---------- Data shown ----------

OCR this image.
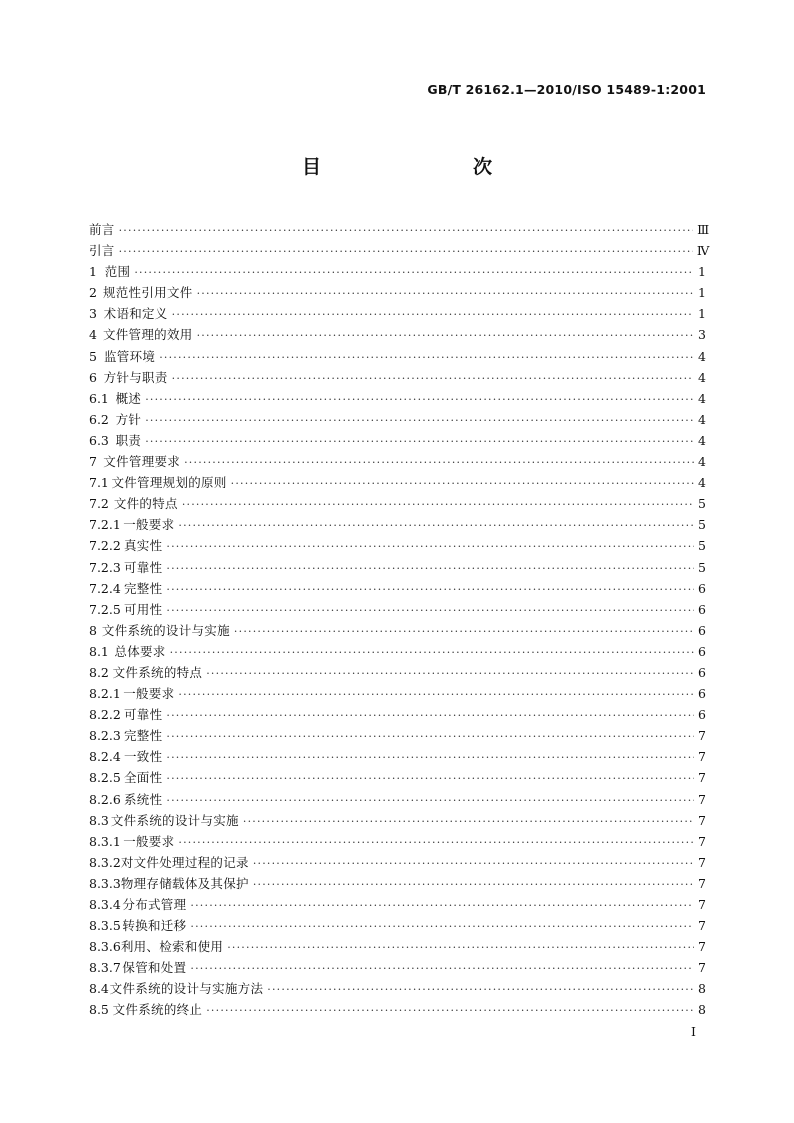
GB/T 26162.1—2010/ISO 15489-1:2001
目　　次
前言 ·····	Ⅲ
引言 ·····	Ⅳ
1 范围 ·····	1
2 规范性引用文件 ·····	1
3 术语和定义 ·····	1
4 文件管理的效用 ·····	3
5 监管环境 ·····	4
6 方针与职责 ·····	4
6.1 概述 ·····	4
6.2 方针 ·····	4
6.3 职责 ·····	4
7 文件管理要求 ·····	4
7.1 文件管理规划的原则 ·····	4
7.2 文件的特点 ·····	5
7.2.1 一般要求 ·····	5
7.2.2 真实性 ·····	5
7.2.3 可靠性 ·····	5
7.2.4 完整性 ·····	6
7.2.5 可用性 ·····	6
8 文件系统的设计与实施 ·····	6
8.1 总体要求 ·····	6
8.2 文件系统的特点 ·····	6
8.2.1 一般要求 ·····	6
8.2.2 可靠性 ·····	6
8.2.3 完整性 ·····	7
8.2.4 一致性 ·····	7
8.2.5 全面性 ·····	7
8.2.6 系统性 ·····	7
8.3 文件系统的设计与实施 ·····	7
8.3.1 一般要求 ·····	7
8.3.2 对文件处理过程的记录 ·····	7
8.3.3 物理存储载体及其保护 ·····	7
8.3.4 分布式管理 ·····	7
8.3.5 转换和迁移 ·····	7
8.3.6 利用、检索和使用 ·····	7
8.3.7 保管和处置 ·····	7
8.4 文件系统的设计与实施方法 ·····	8
8.5 文件系统的终止 ·····	8
I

----------

Required work:
Go through the data above and transcribe it in full, omitting any image.

Answer for the task:
OCR this image.
GB/T 26162.1—2010/ISO 15489-1:2001
目　　次
前言 ·····	Ⅲ
引言 ·····	Ⅳ
1 范围 ·····	1
2 规范性引用文件 ·····	1
3 术语和定义 ·····	1
4 文件管理的效用 ·····	3
5 监管环境 ·····	4
6 方针与职责 ·····	4
6.1 概述 ·····	4
6.2 方针 ·····	4
6.3 职责 ·····	4
7 文件管理要求 ·····	4
7.1 文件管理规划的原则 ·····	4
7.2 文件的特点 ·····	5
7.2.1 一般要求 ·····	5
7.2.2 真实性 ·····	5
7.2.3 可靠性 ·····	5
7.2.4 完整性 ·····	6
7.2.5 可用性 ·····	6
8 文件系统的设计与实施 ·····	6
8.1 总体要求 ·····	6
8.2 文件系统的特点 ·····	6
8.2.1 一般要求 ·····	6
8.2.2 可靠性 ·····	6
8.2.3 完整性 ·····	7
8.2.4 一致性 ·····	7
8.2.5 全面性 ·····	7
8.2.6 系统性 ·····	7
8.3 文件系统的设计与实施 ·····	7
8.3.1 一般要求 ·····	7
8.3.2 对文件处理过程的记录 ·····	7
8.3.3 物理存储载体及其保护 ·····	7
8.3.4 分布式管理 ·····	7
8.3.5 转换和迁移 ·····	7
8.3.6 利用、检索和使用 ·····	7
8.3.7 保管和处置 ·····	7
8.4 文件系统的设计与实施方法 ·····	8
8.5 文件系统的终止 ·····	8
I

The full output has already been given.